TEXT EXCERPT ->
Hendrycks and fellow researchers outlined this in a sobering 2023 paper on catastrophic AI risk (arXiv; Utah CS). Their conclusion: unless international cooperation and robust regulation become the norm, we risk pushing the AI race into a dangerous tailspin.
From MAD to MAIM: A Dangerous Deterrence Doctrine
Here’s where the ethics intersect with policy in a disturbing new way. Analysts are now exploring the idea of “Mutual Assured AI Malfunction” (MAIM), a twist on the Cold War doctrine of Mutually Assured Destruction. Under MAIM, nations might build or deploy fail-safe systems that, if triggered, actively disable an adversary’s AGI development—whether by sabotage, cyber attack, or through aggressive deactivation protocols (Fortune).
It sounds like science fiction, but the logic is chillingly real. If U.S. intelligence agencies suspect a rival is close to launching uncontrolled AGI, would disabling their project preemptively be justified? And how would they respond if the roles were reversed?
“A security doctrine built around MAIM will not make anyone safer,” warns Hendrycks. “It heightens the chance of miscalculation, just like with nuclear weapons—only now with less transparency and far fewer treaties.”

[Recorded data]

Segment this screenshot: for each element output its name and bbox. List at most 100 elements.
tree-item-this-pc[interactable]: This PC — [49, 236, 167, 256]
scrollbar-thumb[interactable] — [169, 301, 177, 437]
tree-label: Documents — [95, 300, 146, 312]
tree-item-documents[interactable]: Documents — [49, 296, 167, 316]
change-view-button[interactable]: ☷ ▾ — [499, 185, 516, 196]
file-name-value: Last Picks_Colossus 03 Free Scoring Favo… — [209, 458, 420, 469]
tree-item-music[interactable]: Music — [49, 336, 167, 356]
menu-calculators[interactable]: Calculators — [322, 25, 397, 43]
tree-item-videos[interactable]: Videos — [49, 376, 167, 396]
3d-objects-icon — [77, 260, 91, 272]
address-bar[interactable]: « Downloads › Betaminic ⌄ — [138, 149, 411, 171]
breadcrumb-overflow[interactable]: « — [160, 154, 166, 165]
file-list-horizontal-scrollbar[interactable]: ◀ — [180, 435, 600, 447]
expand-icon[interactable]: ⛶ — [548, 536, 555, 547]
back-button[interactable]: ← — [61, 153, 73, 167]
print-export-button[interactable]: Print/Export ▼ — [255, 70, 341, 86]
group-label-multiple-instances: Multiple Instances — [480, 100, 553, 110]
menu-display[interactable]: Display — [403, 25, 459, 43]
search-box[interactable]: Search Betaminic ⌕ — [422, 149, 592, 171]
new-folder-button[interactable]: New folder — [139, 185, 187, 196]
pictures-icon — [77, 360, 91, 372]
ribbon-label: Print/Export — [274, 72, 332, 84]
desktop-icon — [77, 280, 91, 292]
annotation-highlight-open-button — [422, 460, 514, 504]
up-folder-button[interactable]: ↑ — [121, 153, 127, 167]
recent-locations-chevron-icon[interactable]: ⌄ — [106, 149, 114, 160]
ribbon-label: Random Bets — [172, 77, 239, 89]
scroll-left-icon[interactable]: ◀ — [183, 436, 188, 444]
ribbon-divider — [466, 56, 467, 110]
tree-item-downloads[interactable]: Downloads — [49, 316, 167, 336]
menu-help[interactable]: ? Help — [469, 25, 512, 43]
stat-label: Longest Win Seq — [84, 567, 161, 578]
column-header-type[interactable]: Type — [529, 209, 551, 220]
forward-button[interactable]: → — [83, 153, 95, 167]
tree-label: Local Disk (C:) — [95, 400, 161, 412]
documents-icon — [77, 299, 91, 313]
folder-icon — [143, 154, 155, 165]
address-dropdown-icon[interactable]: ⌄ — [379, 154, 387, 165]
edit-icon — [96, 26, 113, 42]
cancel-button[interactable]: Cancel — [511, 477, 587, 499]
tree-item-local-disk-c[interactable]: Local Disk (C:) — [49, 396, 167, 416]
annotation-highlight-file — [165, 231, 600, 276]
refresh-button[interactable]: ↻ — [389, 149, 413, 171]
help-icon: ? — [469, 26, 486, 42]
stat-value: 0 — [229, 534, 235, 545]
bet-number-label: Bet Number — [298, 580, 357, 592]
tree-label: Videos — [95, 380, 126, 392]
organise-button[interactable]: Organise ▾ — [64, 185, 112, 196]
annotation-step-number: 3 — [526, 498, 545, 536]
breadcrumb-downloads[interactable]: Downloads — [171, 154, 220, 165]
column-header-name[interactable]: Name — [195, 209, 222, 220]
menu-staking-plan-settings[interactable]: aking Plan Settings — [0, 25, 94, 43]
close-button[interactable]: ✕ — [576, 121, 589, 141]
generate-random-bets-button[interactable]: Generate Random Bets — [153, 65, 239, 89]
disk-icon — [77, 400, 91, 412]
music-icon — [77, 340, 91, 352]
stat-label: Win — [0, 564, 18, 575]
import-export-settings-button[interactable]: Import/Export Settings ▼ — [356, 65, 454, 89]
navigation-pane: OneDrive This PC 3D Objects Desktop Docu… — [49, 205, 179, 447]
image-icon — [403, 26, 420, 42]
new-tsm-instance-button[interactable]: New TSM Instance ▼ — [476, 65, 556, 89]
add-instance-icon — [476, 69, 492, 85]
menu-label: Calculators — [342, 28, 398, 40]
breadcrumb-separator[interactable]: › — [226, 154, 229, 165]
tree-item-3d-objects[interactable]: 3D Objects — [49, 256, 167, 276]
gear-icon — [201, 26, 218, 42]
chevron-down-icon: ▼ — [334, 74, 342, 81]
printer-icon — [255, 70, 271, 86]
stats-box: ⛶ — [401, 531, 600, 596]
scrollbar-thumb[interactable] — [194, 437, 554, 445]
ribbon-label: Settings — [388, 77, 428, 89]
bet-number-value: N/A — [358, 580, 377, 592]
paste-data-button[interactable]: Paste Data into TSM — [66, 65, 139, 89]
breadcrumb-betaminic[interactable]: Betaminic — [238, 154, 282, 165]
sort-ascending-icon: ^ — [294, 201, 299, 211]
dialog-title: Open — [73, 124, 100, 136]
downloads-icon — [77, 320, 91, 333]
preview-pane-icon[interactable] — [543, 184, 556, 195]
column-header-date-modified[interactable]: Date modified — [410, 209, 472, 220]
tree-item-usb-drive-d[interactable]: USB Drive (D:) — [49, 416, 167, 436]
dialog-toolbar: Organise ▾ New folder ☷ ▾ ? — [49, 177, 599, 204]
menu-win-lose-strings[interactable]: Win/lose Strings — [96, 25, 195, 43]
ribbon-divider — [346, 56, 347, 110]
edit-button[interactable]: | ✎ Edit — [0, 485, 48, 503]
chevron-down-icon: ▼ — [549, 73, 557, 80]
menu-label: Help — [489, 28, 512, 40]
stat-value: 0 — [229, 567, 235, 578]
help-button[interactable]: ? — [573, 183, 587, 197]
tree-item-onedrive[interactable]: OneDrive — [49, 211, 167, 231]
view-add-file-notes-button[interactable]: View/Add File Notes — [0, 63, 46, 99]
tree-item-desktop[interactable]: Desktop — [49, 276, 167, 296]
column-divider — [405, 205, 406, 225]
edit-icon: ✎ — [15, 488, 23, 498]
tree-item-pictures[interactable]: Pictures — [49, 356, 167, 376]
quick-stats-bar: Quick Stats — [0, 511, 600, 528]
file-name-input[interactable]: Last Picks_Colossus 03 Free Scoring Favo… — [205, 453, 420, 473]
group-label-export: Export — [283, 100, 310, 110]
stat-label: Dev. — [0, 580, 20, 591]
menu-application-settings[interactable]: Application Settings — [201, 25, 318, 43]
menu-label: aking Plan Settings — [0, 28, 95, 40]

WHAT YOU WILL DO ->
A. Extract from the AI deterrence excerpt the stretch from "It sounds like" through "roles were reversed?".
B. According to the AI deterrence excerpt, what does the abbreviation MAIM stand for?
C. For each statement below, say whether it agrees with the AI deterrence excerpt, and quote the deciding words: (i) Hendrycks wrote the 2023 paper on catastrophic AI risk alone. (ii) MAIM is described as a twist on the Cold War doctrine of Mutually Assured Destruction. (iii) Hendrycks says a security doctrine built around MAIM will make nations safer.

SOLUTIONS IN ORDER ->
A.
It sounds like science fiction, but the logic is chillingly real. If U.S. intelligence agencies suspect a rival is close to launching uncontrolled AGI, would disabling their project preemptively be justified? And how would they respond if the roles were reversed?

B. Mutual Assured AI Malfunction.

C.
(i) No: "Hendrycks and fellow researchers outlined this in a sobering 2023 paper on catastrophic AI risk"
(ii) Yes: "a twist on the Cold War doctrine of Mutually Assured Destruction"
(iii) No: "A security doctrine built around MAIM will not make anyone safer"